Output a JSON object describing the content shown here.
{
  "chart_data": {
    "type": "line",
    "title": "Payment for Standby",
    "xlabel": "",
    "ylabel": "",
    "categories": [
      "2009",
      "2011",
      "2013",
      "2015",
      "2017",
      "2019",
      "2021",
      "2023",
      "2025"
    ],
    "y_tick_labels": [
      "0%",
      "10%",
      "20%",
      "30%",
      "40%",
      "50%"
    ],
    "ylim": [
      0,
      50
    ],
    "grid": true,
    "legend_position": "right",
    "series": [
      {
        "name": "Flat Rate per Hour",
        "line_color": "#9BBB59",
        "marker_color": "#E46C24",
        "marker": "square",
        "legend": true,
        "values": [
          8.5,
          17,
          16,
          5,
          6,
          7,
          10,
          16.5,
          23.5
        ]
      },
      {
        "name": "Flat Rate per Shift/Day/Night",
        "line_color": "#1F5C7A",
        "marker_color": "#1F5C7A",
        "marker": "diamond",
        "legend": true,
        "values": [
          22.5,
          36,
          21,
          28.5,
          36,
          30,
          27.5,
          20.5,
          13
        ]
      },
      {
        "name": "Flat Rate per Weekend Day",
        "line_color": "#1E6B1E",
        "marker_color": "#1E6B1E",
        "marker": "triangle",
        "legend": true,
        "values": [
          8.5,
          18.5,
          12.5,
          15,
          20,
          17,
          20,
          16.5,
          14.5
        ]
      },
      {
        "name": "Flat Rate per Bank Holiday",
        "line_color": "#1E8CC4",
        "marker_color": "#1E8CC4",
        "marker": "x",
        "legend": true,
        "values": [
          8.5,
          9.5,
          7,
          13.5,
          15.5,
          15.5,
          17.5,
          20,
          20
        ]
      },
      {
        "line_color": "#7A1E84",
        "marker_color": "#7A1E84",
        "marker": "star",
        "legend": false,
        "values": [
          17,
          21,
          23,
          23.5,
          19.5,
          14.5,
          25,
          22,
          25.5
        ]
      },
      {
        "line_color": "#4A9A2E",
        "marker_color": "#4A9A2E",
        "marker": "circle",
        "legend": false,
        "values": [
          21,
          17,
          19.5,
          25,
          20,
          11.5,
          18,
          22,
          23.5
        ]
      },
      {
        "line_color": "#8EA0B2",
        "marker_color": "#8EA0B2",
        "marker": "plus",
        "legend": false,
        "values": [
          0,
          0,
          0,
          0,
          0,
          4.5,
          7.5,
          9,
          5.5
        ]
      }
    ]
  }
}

* _WHAT YOU ARE ASKED TO DO_
Set out every line from the material that contains the string "Rate".

* _RIGHT ANSWER_
        "name": "Flat Rate per Hour",
        "name": "Flat Rate per Shift/Day/Night",
        "name": "Flat Rate per Weekend Day",
        "name": "Flat Rate per Bank Holiday",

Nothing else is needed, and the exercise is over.